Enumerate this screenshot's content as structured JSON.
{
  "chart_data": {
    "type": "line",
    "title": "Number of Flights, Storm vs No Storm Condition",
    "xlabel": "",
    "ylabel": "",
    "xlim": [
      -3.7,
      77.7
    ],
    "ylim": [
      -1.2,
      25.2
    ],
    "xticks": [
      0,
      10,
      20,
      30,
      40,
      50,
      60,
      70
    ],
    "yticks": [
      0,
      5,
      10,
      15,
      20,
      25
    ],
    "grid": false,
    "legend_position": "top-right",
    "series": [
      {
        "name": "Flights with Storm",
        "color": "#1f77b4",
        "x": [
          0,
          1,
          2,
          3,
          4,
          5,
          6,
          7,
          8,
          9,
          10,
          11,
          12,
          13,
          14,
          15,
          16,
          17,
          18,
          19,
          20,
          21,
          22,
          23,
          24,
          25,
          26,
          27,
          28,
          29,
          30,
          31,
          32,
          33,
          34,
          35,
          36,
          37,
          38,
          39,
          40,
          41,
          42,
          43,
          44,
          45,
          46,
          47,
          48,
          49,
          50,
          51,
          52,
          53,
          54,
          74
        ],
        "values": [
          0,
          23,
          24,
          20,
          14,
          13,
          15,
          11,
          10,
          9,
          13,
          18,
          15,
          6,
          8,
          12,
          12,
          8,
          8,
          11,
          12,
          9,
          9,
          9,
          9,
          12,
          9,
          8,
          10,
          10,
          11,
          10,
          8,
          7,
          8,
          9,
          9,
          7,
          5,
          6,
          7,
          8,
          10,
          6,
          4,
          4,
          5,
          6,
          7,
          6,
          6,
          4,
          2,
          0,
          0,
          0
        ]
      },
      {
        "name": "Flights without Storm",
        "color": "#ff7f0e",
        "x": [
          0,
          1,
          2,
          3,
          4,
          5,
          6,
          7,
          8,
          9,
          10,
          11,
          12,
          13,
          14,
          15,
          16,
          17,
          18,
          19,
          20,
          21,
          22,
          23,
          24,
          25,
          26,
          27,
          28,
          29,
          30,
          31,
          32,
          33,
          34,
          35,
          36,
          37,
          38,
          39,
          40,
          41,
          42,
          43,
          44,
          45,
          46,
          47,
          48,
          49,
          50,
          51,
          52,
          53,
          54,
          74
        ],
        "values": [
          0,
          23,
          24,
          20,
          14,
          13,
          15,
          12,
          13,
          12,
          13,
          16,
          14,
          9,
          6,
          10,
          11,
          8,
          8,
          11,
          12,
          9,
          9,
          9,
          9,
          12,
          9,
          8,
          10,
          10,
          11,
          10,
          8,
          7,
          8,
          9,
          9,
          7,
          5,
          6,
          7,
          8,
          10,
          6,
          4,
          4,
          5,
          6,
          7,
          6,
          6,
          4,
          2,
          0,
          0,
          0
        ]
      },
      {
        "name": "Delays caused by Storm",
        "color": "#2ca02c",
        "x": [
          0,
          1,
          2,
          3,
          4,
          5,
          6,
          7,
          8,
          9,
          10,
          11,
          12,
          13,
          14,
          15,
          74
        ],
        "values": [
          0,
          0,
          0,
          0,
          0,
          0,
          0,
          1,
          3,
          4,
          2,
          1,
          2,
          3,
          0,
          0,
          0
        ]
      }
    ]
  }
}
================================
## WHAT YOU ARE ASKED TO DO
The records above should be repeated in full, exactly as given.

## ANSWER FOR THE TASK
Enumerate this screenshot's content as structured JSON.
{
  "chart_data": {
    "type": "line",
    "title": "Number of Flights, Storm vs No Storm Condition",
    "xlabel": "",
    "ylabel": "",
    "xlim": [
      -3.7,
      77.7
    ],
    "ylim": [
      -1.2,
      25.2
    ],
    "xticks": [
      0,
      10,
      20,
      30,
      40,
      50,
      60,
      70
    ],
    "yticks": [
      0,
      5,
      10,
      15,
      20,
      25
    ],
    "grid": false,
    "legend_position": "top-right",
    "series": [
      {
        "name": "Flights with Storm",
        "color": "#1f77b4",
        "x": [
          0,
          1,
          2,
          3,
          4,
          5,
          6,
          7,
          8,
          9,
          10,
          11,
          12,
          13,
          14,
          15,
          16,
          17,
          18,
          19,
          20,
          21,
          22,
          23,
          24,
          25,
          26,
          27,
          28,
          29,
          30,
          31,
          32,
          33,
          34,
          35,
          36,
          37,
          38,
          39,
          40,
          41,
          42,
          43,
          44,
          45,
          46,
          47,
          48,
          49,
          50,
          51,
          52,
          53,
          54,
          74
        ],
        "values": [
          0,
          23,
          24,
          20,
          14,
          13,
          15,
          11,
          10,
          9,
          13,
          18,
          15,
          6,
          8,
          12,
          12,
          8,
          8,
          11,
          12,
          9,
          9,
          9,
          9,
          12,
          9,
          8,
          10,
          10,
          11,
          10,
          8,
          7,
          8,
          9,
          9,
          7,
          5,
          6,
          7,
          8,
          10,
          6,
          4,
          4,
          5,
          6,
          7,
          6,
          6,
          4,
          2,
          0,
          0,
          0
        ]
      },
      {
        "name": "Flights without Storm",
        "color": "#ff7f0e",
        "x": [
          0,
          1,
          2,
          3,
          4,
          5,
          6,
          7,
          8,
          9,
          10,
          11,
          12,
          13,
          14,
          15,
          16,
          17,
          18,
          19,
          20,
          21,
          22,
          23,
          24,
          25,
          26,
          27,
          28,
          29,
          30,
          31,
          32,
          33,
          34,
          35,
          36,
          37,
          38,
          39,
          40,
          41,
          42,
          43,
          44,
          45,
          46,
          47,
          48,
          49,
          50,
          51,
          52,
          53,
          54,
          74
        ],
        "values": [
          0,
          23,
          24,
          20,
          14,
          13,
          15,
          12,
          13,
          12,
          13,
          16,
          14,
          9,
          6,
          10,
          11,
          8,
          8,
          11,
          12,
          9,
          9,
          9,
          9,
          12,
          9,
          8,
          10,
          10,
          11,
          10,
          8,
          7,
          8,
          9,
          9,
          7,
          5,
          6,
          7,
          8,
          10,
          6,
          4,
          4,
          5,
          6,
          7,
          6,
          6,
          4,
          2,
          0,
          0,
          0
        ]
      },
      {
        "name": "Delays caused by Storm",
        "color": "#2ca02c",
        "x": [
          0,
          1,
          2,
          3,
          4,
          5,
          6,
          7,
          8,
          9,
          10,
          11,
          12,
          13,
          14,
          15,
          74
        ],
        "values": [
          0,
          0,
          0,
          0,
          0,
          0,
          0,
          1,
          3,
          4,
          2,
          1,
          2,
          3,
          0,
          0,
          0
        ]
      }
    ]
  }
}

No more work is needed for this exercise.